■ Task description
Count every line of the material that holds the string "screenshot". Respond with the total only.

■ Data excerpts
— start —

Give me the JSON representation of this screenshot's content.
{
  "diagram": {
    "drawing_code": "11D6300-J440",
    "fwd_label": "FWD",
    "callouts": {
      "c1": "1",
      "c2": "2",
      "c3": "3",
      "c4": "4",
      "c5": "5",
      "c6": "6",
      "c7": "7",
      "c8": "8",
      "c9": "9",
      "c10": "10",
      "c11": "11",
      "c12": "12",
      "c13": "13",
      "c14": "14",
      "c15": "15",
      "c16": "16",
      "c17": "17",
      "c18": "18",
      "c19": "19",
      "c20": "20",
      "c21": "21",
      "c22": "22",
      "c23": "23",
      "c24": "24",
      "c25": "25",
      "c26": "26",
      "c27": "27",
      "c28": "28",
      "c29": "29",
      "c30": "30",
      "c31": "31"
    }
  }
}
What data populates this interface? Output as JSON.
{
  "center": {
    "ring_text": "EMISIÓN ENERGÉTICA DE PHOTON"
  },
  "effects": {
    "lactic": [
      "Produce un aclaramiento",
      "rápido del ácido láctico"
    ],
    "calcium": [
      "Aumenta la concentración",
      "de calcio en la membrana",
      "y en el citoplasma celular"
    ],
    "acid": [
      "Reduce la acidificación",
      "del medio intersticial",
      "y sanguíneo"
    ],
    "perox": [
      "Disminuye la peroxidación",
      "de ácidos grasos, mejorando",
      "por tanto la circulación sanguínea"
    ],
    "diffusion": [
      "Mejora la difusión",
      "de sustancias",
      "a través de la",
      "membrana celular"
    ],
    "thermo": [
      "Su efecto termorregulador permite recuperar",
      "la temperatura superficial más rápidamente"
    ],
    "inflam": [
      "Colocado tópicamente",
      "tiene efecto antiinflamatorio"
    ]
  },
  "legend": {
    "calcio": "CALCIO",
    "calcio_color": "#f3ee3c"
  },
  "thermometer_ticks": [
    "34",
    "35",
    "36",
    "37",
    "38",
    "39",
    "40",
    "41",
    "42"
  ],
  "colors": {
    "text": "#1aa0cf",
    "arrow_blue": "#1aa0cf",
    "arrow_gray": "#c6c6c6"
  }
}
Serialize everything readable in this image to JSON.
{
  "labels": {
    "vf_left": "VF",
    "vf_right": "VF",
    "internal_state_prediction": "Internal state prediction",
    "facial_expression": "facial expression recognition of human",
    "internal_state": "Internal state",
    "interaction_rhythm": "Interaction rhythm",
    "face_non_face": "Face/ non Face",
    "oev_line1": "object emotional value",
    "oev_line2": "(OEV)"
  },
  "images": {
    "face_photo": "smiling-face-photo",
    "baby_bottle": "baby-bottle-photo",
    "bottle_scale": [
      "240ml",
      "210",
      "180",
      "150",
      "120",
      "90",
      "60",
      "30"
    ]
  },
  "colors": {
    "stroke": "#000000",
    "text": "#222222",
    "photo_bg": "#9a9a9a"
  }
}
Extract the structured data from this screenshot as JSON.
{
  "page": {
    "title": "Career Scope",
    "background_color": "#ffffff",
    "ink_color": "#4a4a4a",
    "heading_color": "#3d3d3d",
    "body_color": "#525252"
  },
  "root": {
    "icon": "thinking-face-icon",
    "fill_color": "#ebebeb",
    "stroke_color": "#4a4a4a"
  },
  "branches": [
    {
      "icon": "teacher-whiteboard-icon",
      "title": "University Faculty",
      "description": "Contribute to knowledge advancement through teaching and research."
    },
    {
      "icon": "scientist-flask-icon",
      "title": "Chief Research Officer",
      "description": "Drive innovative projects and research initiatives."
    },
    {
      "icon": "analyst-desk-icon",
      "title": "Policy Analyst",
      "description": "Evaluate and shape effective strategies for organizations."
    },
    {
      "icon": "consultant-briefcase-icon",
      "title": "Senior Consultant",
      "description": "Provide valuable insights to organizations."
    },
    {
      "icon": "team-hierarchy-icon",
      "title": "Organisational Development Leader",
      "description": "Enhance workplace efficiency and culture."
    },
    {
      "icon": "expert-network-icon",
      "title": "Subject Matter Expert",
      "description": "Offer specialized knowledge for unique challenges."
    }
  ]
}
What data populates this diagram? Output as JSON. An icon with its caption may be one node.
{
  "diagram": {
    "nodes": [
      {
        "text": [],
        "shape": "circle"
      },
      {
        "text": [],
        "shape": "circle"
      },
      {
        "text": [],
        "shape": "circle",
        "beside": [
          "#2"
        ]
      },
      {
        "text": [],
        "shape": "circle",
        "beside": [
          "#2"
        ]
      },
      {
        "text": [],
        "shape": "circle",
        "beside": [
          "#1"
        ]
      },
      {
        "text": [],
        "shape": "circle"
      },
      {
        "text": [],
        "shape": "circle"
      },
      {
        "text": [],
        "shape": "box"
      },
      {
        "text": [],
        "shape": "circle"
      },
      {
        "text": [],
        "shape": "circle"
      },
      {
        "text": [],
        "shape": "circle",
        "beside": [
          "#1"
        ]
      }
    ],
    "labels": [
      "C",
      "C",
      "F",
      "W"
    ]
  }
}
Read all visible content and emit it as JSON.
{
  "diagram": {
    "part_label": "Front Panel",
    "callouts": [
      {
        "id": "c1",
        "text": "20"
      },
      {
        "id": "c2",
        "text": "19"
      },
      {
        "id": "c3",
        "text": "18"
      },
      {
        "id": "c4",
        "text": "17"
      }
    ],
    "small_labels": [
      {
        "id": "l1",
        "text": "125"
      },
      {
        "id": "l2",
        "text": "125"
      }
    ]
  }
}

— end —

■ Solution for this task
2